» **WHAT IS BEING ASKED**:
Make an exact copy of the lines, leaving the pictures out.
--- Start SUPPLIED ENTRIES ---
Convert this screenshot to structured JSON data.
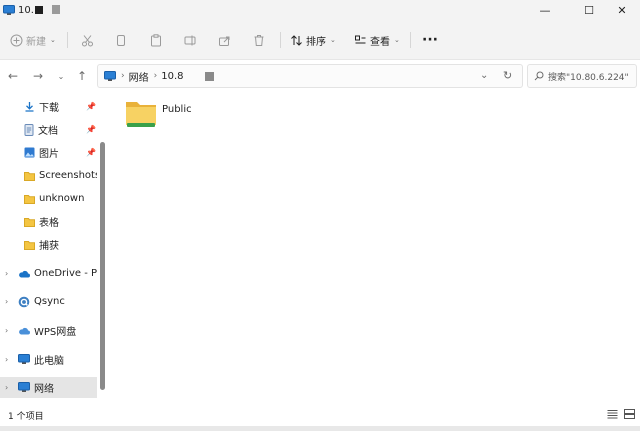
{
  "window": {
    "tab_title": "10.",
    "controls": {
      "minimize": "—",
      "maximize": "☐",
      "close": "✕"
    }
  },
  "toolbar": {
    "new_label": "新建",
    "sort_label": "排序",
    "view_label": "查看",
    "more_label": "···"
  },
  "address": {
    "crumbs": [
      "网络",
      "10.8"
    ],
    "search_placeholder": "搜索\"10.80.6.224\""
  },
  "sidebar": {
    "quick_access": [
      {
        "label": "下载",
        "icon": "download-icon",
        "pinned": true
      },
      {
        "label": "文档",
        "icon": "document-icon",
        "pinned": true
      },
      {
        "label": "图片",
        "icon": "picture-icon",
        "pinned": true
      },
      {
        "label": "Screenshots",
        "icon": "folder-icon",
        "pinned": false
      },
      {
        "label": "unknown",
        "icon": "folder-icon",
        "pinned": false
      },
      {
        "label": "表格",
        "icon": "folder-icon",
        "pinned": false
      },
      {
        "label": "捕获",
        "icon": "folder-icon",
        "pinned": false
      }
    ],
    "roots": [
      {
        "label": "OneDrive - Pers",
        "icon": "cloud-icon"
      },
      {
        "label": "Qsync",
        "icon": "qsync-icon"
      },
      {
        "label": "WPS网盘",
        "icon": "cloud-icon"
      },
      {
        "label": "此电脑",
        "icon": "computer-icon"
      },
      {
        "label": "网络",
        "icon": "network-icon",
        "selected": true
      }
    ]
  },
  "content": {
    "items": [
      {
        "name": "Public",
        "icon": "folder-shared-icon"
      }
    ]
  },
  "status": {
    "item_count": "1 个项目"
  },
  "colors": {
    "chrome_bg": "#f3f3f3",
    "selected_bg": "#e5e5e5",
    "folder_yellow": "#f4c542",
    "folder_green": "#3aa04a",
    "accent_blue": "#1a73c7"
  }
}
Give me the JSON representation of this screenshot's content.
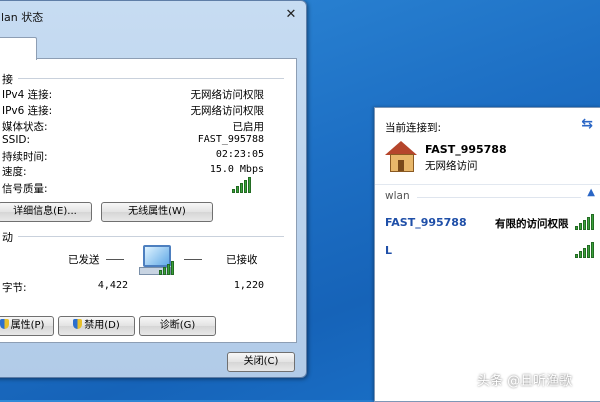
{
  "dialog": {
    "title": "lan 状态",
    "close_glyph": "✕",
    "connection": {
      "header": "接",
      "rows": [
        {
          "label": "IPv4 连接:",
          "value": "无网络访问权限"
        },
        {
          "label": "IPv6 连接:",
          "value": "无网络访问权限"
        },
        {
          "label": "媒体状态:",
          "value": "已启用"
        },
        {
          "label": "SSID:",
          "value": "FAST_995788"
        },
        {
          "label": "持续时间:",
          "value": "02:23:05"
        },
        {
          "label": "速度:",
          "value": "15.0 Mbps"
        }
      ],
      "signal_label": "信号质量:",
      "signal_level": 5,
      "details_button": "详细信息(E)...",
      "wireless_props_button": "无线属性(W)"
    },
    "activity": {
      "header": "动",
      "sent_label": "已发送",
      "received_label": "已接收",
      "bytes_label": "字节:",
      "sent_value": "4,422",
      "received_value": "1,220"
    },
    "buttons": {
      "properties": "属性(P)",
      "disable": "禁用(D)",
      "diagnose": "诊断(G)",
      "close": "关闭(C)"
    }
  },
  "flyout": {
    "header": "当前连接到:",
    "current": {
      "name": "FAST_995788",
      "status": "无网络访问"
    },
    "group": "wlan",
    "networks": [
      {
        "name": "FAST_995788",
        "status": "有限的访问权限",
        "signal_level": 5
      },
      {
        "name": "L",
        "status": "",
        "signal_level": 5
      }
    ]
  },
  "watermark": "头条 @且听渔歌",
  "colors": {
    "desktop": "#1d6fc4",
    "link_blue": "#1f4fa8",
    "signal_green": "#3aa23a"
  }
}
--- End SUPPLIED ENTRIES ---
» **EXERCISE ANSWER**:
Convert this screenshot to structured JSON data.
{
  "window": {
    "tab_title": "10.",
    "controls": {
      "minimize": "—",
      "maximize": "☐",
      "close": "✕"
    }
  },
  "toolbar": {
    "new_label": "新建",
    "sort_label": "排序",
    "view_label": "查看",
    "more_label": "···"
  },
  "address": {
    "crumbs": [
      "网络",
      "10.8"
    ],
    "search_placeholder": "搜索\"10.80.6.224\""
  },
  "sidebar": {
    "quick_access": [
      {
        "label": "下载",
        "icon": "download-icon",
        "pinned": true
      },
      {
        "label": "文档",
        "icon": "document-icon",
        "pinned": true
      },
      {
        "label": "图片",
        "icon": "picture-icon",
        "pinned": true
      },
      {
        "label": "Screenshots",
        "icon": "folder-icon",
        "pinned": false
      },
      {
        "label": "unknown",
        "icon": "folder-icon",
        "pinned": false
      },
      {
        "label": "表格",
        "icon": "folder-icon",
        "pinned": false
      },
      {
        "label": "捕获",
        "icon": "folder-icon",
        "pinned": false
      }
    ],
    "roots": [
      {
        "label": "OneDrive - Pers",
        "icon": "cloud-icon"
      },
      {
        "label": "Qsync",
        "icon": "qsync-icon"
      },
      {
        "label": "WPS网盘",
        "icon": "cloud-icon"
      },
      {
        "label": "此电脑",
        "icon": "computer-icon"
      },
      {
        "label": "网络",
        "icon": "network-icon",
        "selected": true
      }
    ]
  },
  "content": {
    "items": [
      {
        "name": "Public",
        "icon": "folder-shared-icon"
      }
    ]
  },
  "status": {
    "item_count": "1 个项目"
  },
  "colors": {
    "chrome_bg": "#f3f3f3",
    "selected_bg": "#e5e5e5",
    "folder_yellow": "#f4c542",
    "folder_green": "#3aa04a",
    "accent_blue": "#1a73c7"
  }
}
Give me the JSON representation of this screenshot's content.
{
  "dialog": {
    "title": "lan 状态",
    "close_glyph": "✕",
    "connection": {
      "header": "接",
      "rows": [
        {
          "label": "IPv4 连接:",
          "value": "无网络访问权限"
        },
        {
          "label": "IPv6 连接:",
          "value": "无网络访问权限"
        },
        {
          "label": "媒体状态:",
          "value": "已启用"
        },
        {
          "label": "SSID:",
          "value": "FAST_995788"
        },
        {
          "label": "持续时间:",
          "value": "02:23:05"
        },
        {
          "label": "速度:",
          "value": "15.0 Mbps"
        }
      ],
      "signal_label": "信号质量:",
      "signal_level": 5,
      "details_button": "详细信息(E)...",
      "wireless_props_button": "无线属性(W)"
    },
    "activity": {
      "header": "动",
      "sent_label": "已发送",
      "received_label": "已接收",
      "bytes_label": "字节:",
      "sent_value": "4,422",
      "received_value": "1,220"
    },
    "buttons": {
      "properties": "属性(P)",
      "disable": "禁用(D)",
      "diagnose": "诊断(G)",
      "close": "关闭(C)"
    }
  },
  "flyout": {
    "header": "当前连接到:",
    "current": {
      "name": "FAST_995788",
      "status": "无网络访问"
    },
    "group": "wlan",
    "networks": [
      {
        "name": "FAST_995788",
        "status": "有限的访问权限",
        "signal_level": 5
      },
      {
        "name": "L",
        "status": "",
        "signal_level": 5
      }
    ]
  },
  "watermark": "头条 @且听渔歌",
  "colors": {
    "desktop": "#1d6fc4",
    "link_blue": "#1f4fa8",
    "signal_green": "#3aa23a"
  }
}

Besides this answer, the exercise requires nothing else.